*Requirement*
The records below are made of lines; count those holding the word "rozładunku" and give the number only.

*Records for processing*
##############################
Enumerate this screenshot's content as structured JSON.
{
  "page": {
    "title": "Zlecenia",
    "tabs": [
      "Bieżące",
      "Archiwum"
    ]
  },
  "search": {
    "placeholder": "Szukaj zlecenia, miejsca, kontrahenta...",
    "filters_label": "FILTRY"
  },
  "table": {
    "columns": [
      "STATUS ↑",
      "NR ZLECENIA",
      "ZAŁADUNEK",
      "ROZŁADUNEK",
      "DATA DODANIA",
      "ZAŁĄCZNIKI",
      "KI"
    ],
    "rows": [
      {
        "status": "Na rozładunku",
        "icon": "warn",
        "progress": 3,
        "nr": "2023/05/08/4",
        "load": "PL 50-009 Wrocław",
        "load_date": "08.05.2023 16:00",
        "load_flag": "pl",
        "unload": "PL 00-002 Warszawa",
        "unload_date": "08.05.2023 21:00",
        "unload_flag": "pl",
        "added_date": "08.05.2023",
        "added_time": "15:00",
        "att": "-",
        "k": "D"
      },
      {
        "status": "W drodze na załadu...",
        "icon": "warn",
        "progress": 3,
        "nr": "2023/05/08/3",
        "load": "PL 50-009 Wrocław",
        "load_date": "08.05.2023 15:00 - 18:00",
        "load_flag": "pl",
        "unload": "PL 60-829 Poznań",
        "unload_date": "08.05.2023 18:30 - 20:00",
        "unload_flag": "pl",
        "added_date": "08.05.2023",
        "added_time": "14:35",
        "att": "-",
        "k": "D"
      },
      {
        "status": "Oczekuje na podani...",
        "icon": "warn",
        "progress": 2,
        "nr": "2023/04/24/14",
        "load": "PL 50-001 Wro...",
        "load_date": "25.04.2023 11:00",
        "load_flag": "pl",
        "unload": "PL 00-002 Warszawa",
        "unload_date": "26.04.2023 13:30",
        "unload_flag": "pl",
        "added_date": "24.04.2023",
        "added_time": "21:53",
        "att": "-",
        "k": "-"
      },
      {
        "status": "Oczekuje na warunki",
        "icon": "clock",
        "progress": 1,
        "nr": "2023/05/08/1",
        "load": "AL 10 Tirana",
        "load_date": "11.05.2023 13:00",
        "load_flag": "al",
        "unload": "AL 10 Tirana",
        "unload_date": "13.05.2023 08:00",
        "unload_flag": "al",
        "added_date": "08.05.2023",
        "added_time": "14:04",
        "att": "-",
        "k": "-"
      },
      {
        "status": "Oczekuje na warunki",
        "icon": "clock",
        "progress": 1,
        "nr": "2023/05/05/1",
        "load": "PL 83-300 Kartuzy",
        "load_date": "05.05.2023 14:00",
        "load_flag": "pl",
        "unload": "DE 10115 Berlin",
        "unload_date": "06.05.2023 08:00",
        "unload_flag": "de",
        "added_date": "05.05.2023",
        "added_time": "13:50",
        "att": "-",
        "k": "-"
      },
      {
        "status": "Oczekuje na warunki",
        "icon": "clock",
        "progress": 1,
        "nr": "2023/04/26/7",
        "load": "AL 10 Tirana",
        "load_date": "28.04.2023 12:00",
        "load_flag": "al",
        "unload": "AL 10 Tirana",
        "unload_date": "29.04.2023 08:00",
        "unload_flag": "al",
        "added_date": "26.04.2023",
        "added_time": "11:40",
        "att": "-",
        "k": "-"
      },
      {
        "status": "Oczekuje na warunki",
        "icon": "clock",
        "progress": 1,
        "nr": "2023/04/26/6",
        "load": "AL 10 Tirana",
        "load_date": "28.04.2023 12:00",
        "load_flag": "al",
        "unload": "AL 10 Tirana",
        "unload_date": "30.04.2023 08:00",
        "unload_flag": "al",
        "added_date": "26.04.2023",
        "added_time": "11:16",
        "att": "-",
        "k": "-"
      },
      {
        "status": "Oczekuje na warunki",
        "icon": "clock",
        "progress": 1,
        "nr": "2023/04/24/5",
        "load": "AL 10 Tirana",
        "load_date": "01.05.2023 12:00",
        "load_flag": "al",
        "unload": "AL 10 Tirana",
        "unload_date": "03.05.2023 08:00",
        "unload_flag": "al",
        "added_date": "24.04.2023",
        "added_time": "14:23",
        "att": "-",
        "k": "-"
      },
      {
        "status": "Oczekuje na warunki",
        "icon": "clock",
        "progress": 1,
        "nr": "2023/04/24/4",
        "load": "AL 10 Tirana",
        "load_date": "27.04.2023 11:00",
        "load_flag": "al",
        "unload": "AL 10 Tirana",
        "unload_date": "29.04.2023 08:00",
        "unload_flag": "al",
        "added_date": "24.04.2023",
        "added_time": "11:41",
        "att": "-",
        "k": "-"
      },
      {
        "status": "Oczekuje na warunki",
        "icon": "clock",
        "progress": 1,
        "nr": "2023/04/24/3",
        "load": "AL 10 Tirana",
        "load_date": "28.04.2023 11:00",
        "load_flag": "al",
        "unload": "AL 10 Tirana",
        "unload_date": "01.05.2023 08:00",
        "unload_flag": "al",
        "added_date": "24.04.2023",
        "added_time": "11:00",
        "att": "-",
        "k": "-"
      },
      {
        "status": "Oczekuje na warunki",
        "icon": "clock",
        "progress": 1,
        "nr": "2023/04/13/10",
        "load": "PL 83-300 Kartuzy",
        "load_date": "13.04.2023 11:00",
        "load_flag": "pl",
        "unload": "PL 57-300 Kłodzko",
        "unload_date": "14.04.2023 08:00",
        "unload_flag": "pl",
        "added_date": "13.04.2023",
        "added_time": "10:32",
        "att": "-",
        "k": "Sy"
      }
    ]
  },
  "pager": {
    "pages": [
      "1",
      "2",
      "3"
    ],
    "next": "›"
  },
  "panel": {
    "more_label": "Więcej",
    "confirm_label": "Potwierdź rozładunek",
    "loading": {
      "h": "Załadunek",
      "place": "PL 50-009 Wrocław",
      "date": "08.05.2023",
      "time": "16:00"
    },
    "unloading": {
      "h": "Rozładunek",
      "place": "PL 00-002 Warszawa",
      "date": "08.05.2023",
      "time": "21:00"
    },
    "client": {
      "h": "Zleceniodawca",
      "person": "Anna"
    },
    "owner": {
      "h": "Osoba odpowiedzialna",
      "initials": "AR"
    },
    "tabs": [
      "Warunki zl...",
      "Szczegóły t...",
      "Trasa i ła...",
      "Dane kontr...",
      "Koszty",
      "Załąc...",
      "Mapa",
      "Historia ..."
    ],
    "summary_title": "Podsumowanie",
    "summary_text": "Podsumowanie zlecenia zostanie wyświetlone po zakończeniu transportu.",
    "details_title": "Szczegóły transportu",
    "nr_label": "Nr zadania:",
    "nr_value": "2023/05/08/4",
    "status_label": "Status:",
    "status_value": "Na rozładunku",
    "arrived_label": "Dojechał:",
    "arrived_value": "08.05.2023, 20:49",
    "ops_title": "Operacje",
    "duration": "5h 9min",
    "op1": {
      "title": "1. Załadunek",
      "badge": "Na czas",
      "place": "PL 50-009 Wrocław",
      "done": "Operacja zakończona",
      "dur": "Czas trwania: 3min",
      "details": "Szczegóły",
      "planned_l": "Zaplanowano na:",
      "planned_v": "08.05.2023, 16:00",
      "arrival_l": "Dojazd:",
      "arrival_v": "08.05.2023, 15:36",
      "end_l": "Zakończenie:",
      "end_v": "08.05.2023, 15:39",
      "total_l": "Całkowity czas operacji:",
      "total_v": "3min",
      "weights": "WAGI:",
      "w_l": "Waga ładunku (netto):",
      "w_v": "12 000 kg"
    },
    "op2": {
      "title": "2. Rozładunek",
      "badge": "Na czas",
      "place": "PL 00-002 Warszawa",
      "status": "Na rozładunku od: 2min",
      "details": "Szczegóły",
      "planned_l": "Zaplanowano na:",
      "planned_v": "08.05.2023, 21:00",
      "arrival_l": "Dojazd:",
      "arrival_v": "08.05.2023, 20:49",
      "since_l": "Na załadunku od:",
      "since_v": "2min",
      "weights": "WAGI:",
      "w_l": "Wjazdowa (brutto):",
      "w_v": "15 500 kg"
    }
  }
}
##############################
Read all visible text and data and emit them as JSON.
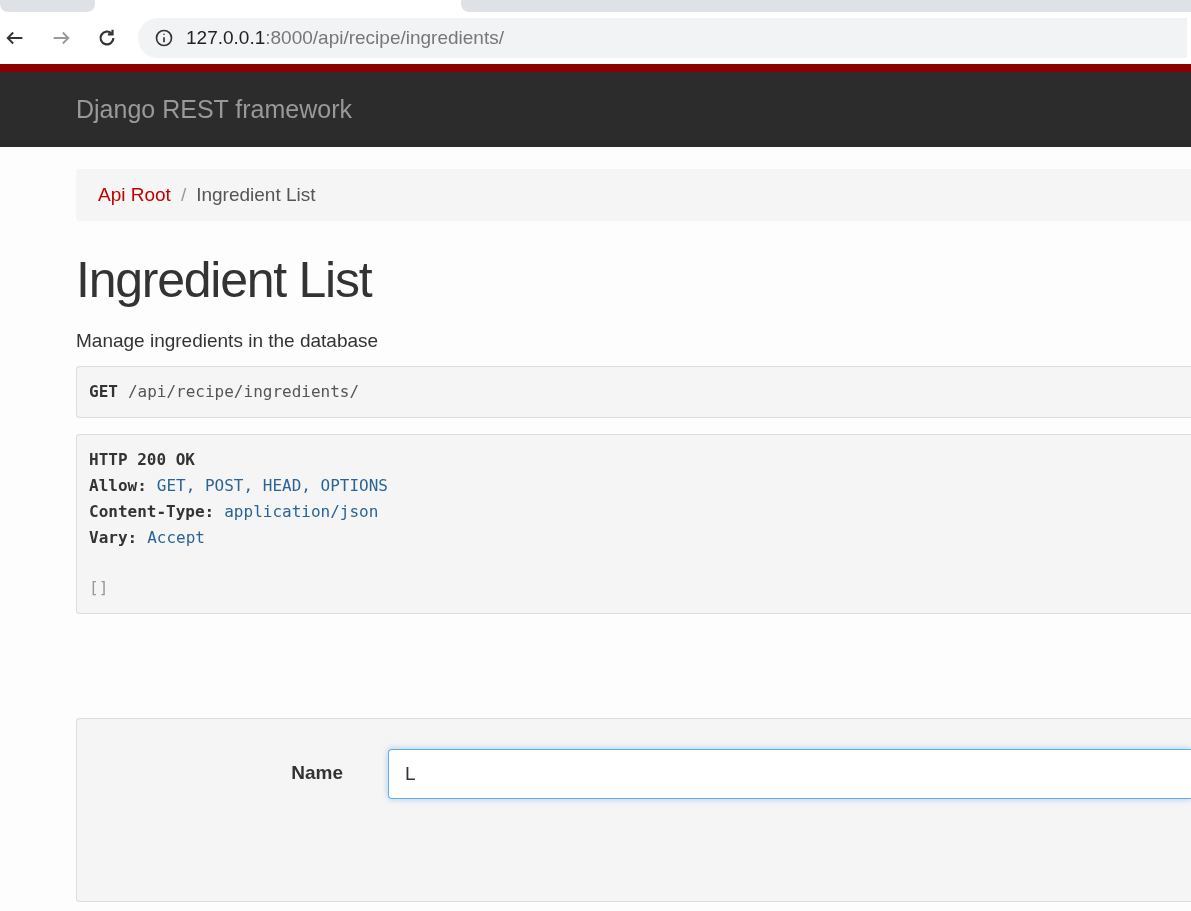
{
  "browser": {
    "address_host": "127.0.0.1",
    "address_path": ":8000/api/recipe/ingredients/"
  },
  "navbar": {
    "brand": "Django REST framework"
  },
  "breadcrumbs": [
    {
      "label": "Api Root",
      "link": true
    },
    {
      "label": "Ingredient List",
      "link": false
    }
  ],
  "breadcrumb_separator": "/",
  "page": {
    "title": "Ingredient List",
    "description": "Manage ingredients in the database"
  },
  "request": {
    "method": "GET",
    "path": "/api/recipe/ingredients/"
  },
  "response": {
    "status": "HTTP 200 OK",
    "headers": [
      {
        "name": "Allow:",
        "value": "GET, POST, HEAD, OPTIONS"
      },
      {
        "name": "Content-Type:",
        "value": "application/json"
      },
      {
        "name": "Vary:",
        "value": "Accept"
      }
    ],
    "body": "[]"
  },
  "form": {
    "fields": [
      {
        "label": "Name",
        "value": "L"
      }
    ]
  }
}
##############################
*Problem solution*
3